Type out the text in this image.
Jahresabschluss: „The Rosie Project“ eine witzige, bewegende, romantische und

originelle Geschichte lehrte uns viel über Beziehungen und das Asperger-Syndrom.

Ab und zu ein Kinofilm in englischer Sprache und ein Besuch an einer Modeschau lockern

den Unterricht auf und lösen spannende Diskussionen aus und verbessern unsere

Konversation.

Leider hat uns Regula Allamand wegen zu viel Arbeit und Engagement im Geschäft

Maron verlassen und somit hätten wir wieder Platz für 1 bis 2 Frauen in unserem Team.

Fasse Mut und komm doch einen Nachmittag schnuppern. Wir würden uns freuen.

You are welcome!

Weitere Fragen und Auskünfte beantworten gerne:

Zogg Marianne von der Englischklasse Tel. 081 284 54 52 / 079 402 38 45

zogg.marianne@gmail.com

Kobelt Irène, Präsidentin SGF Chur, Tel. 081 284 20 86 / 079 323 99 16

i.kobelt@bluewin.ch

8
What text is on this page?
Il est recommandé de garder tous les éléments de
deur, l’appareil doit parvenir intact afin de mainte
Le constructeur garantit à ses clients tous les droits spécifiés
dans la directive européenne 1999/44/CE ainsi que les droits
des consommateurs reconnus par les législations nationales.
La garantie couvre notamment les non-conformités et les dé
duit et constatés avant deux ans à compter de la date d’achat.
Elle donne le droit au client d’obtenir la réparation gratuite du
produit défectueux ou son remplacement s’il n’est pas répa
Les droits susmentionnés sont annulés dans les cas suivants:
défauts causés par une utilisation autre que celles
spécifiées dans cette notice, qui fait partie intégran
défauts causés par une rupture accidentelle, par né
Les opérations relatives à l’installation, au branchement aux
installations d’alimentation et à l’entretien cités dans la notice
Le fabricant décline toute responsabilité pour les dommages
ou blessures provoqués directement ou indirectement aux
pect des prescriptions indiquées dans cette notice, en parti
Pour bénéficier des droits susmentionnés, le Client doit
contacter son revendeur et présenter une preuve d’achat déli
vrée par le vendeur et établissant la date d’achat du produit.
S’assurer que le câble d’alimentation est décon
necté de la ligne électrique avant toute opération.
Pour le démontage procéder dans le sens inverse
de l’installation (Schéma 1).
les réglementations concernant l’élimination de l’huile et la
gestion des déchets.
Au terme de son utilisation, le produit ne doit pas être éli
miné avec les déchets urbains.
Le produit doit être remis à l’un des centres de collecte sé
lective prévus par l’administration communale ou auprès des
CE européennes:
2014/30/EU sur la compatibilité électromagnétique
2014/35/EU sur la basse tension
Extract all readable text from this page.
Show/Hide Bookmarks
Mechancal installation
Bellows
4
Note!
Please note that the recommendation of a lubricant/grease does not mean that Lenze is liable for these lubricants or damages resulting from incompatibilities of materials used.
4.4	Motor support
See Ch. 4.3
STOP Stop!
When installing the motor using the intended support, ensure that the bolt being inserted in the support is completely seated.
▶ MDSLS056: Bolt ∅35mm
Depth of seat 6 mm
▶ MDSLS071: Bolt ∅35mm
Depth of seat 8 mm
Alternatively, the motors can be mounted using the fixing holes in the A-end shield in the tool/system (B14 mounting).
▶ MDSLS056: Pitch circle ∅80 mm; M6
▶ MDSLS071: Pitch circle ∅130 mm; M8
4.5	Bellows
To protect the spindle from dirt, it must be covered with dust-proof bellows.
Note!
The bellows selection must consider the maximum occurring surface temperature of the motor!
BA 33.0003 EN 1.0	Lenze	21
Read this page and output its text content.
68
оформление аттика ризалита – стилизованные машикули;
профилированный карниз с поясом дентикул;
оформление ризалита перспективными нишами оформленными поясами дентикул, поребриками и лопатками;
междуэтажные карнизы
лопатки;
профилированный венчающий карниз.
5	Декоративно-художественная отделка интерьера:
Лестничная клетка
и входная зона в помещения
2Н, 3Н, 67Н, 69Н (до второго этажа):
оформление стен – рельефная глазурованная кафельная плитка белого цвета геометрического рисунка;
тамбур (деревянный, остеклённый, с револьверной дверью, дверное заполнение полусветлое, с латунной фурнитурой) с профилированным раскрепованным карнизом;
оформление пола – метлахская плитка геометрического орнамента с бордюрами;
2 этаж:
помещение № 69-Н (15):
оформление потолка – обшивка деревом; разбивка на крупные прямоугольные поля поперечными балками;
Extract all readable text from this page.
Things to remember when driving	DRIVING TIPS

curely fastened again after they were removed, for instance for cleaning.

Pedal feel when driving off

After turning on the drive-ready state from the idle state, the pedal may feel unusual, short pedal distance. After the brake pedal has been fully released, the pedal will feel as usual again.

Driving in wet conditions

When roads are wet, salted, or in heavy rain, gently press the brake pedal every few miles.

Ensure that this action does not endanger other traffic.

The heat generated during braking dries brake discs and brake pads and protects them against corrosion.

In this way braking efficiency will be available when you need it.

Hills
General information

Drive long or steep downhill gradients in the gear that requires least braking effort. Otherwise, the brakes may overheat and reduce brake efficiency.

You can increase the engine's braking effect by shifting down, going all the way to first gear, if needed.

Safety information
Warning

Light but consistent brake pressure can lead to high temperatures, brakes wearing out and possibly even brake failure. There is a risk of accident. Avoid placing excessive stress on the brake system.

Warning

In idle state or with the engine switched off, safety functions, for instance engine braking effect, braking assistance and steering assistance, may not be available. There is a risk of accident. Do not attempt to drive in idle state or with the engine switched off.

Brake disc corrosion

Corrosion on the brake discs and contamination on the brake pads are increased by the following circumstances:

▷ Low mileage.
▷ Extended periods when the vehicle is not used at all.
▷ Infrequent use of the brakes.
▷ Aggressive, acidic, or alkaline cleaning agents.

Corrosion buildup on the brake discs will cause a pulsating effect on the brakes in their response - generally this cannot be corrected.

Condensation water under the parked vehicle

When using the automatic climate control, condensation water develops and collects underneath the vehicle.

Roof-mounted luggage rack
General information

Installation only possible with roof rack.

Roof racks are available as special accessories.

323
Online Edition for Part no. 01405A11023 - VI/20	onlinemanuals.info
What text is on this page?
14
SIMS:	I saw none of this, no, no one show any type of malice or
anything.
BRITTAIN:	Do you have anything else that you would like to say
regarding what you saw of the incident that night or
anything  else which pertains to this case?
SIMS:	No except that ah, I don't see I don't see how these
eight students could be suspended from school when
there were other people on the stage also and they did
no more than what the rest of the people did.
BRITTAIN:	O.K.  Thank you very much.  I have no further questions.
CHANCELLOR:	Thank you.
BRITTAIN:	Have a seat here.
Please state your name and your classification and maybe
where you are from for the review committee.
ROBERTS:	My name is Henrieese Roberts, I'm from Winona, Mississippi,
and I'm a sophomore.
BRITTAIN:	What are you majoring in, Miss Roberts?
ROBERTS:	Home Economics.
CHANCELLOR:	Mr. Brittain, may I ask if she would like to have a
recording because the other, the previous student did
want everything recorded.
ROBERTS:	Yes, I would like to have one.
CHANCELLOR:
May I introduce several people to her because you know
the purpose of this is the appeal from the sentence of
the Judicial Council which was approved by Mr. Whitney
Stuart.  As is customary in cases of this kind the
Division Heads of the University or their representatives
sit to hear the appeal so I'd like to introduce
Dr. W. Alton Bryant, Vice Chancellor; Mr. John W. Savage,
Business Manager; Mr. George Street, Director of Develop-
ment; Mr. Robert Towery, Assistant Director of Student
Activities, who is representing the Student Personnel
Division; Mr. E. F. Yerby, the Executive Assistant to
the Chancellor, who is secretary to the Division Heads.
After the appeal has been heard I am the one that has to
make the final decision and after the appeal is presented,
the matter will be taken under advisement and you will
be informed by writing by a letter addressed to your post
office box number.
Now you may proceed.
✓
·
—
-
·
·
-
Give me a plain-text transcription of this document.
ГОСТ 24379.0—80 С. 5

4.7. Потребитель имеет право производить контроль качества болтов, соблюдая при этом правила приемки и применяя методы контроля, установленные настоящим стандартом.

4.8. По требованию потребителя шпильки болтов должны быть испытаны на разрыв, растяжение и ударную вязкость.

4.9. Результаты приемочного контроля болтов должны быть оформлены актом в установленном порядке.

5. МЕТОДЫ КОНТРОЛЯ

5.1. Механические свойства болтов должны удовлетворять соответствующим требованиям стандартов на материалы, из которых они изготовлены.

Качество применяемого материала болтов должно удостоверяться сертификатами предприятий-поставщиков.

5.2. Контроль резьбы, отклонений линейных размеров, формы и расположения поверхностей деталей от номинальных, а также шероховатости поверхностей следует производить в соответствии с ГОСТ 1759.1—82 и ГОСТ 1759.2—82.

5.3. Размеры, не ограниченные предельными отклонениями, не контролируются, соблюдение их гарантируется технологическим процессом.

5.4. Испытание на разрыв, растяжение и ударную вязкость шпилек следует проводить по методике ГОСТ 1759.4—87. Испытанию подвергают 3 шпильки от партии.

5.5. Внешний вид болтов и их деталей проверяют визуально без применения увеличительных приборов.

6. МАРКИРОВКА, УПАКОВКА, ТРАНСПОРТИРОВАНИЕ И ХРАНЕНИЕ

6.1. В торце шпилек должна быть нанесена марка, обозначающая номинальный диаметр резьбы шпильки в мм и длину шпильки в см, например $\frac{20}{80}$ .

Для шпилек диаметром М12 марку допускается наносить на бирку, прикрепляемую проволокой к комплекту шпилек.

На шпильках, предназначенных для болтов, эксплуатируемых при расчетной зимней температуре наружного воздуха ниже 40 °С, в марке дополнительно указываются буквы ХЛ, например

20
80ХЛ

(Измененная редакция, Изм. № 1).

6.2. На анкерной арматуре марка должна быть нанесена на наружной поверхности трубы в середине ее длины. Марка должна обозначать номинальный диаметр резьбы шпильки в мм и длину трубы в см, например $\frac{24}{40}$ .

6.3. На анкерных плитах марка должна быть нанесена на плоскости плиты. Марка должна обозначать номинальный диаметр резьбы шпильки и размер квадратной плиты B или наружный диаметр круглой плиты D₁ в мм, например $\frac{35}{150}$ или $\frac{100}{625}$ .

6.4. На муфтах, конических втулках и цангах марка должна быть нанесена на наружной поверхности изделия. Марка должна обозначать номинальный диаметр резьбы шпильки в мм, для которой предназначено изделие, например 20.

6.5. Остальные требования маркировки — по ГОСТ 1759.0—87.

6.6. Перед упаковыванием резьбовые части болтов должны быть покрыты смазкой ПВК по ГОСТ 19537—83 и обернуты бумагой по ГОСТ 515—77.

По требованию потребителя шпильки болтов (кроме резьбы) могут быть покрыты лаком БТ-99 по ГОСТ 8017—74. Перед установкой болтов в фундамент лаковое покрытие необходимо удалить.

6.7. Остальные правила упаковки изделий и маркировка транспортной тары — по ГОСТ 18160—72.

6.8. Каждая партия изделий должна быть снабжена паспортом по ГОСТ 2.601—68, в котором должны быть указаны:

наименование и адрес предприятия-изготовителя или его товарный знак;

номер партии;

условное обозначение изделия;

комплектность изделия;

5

▸ **Set task**
Scan the material above. Copy each line where "idle" occurs.

▸ **Correct result**
After turning on the drive-ready state from the idle state, the pedal may feel unusual, short pedal distance. After the brake pedal has been fully released, the pedal will feel as usual again.
In idle state or with the engine switched off, safety functions, for instance engine braking effect, braking assistance and steering assistance, may not be available. There is a risk of accident. Do not attempt to drive in idle state or with the engine switched off.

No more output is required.